__RECORDS TO PROCESS__:
○ ○ ○ ○ ○

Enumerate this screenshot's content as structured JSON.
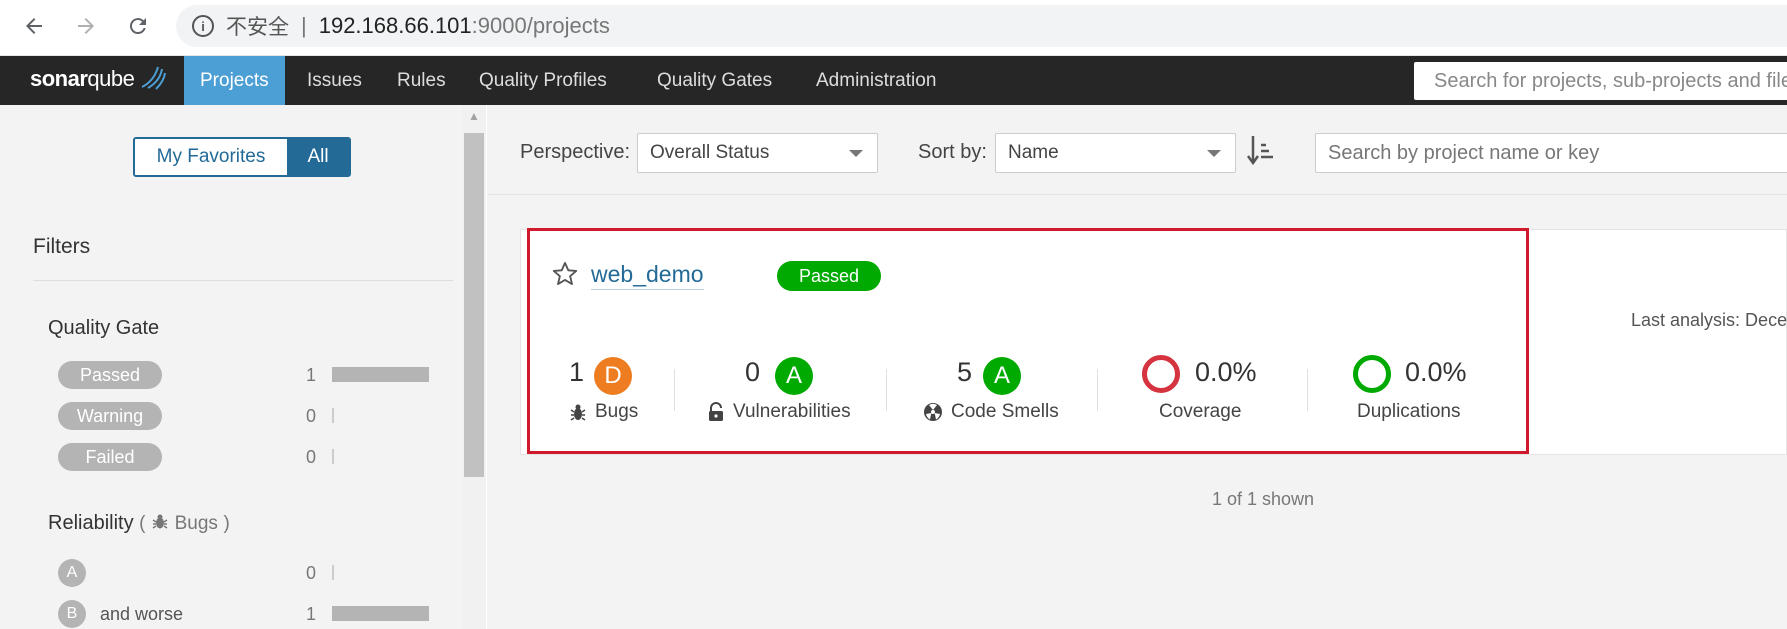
{
  "browser": {
    "insecure_label": "不安全",
    "url_host": "192.168.66.101",
    "url_path": ":9000/projects"
  },
  "nav": {
    "logo_bold": "sonar",
    "logo_light": "qube",
    "items": [
      "Projects",
      "Issues",
      "Rules",
      "Quality Profiles",
      "Quality Gates",
      "Administration"
    ],
    "active": "Projects",
    "search_placeholder": "Search for projects, sub-projects and files..."
  },
  "sidebar": {
    "toggle": {
      "favorites": "My Favorites",
      "all": "All"
    },
    "filters_title": "Filters",
    "quality_gate": {
      "title": "Quality Gate",
      "items": [
        {
          "label": "Passed",
          "count": "1"
        },
        {
          "label": "Warning",
          "count": "0"
        },
        {
          "label": "Failed",
          "count": "0"
        }
      ]
    },
    "reliability": {
      "title": "Reliability",
      "paren_open": "(",
      "sub": "Bugs",
      "paren_close": ")",
      "items": [
        {
          "rating": "A",
          "extra": "",
          "count": "0"
        },
        {
          "rating": "B",
          "extra": "and worse",
          "count": "1"
        }
      ]
    }
  },
  "toolbar": {
    "perspective_label": "Perspective:",
    "perspective_value": "Overall Status",
    "sort_label": "Sort by:",
    "sort_value": "Name",
    "search_placeholder": "Search by project name or key"
  },
  "project": {
    "name": "web_demo",
    "status": "Passed",
    "last_analysis": "Last analysis: December",
    "bugs": {
      "value": "1",
      "rating": "D",
      "label": "Bugs"
    },
    "vulnerabilities": {
      "value": "0",
      "rating": "A",
      "label": "Vulnerabilities"
    },
    "code_smells": {
      "value": "5",
      "rating": "A",
      "label": "Code Smells"
    },
    "coverage": {
      "value": "0.0%",
      "label": "Coverage"
    },
    "duplications": {
      "value": "0.0%",
      "label": "Duplications"
    }
  },
  "footer": {
    "shown": "1 of 1 shown"
  },
  "colors": {
    "nav_bg": "#262626",
    "nav_active": "#4b9fd5",
    "link": "#236a97",
    "passed": "#00aa00",
    "rating_d": "#ed7d20",
    "highlight": "#d0192b"
  }
}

○ ○ ○ ○ ○

__STATED TASK__: Please write out all of the material above without changing a word, and omit any pictures.

__RESPONSE TO THE TASK__:
Enumerate this screenshot's content as structured JSON.
{
  "browser": {
    "insecure_label": "不安全",
    "url_host": "192.168.66.101",
    "url_path": ":9000/projects"
  },
  "nav": {
    "logo_bold": "sonar",
    "logo_light": "qube",
    "items": [
      "Projects",
      "Issues",
      "Rules",
      "Quality Profiles",
      "Quality Gates",
      "Administration"
    ],
    "active": "Projects",
    "search_placeholder": "Search for projects, sub-projects and files..."
  },
  "sidebar": {
    "toggle": {
      "favorites": "My Favorites",
      "all": "All"
    },
    "filters_title": "Filters",
    "quality_gate": {
      "title": "Quality Gate",
      "items": [
        {
          "label": "Passed",
          "count": "1"
        },
        {
          "label": "Warning",
          "count": "0"
        },
        {
          "label": "Failed",
          "count": "0"
        }
      ]
    },
    "reliability": {
      "title": "Reliability",
      "paren_open": "(",
      "sub": "Bugs",
      "paren_close": ")",
      "items": [
        {
          "rating": "A",
          "extra": "",
          "count": "0"
        },
        {
          "rating": "B",
          "extra": "and worse",
          "count": "1"
        }
      ]
    }
  },
  "toolbar": {
    "perspective_label": "Perspective:",
    "perspective_value": "Overall Status",
    "sort_label": "Sort by:",
    "sort_value": "Name",
    "search_placeholder": "Search by project name or key"
  },
  "project": {
    "name": "web_demo",
    "status": "Passed",
    "last_analysis": "Last analysis: December",
    "bugs": {
      "value": "1",
      "rating": "D",
      "label": "Bugs"
    },
    "vulnerabilities": {
      "value": "0",
      "rating": "A",
      "label": "Vulnerabilities"
    },
    "code_smells": {
      "value": "5",
      "rating": "A",
      "label": "Code Smells"
    },
    "coverage": {
      "value": "0.0%",
      "label": "Coverage"
    },
    "duplications": {
      "value": "0.0%",
      "label": "Duplications"
    }
  },
  "footer": {
    "shown": "1 of 1 shown"
  },
  "colors": {
    "nav_bg": "#262626",
    "nav_active": "#4b9fd5",
    "link": "#236a97",
    "passed": "#00aa00",
    "rating_d": "#ed7d20",
    "highlight": "#d0192b"
  }
}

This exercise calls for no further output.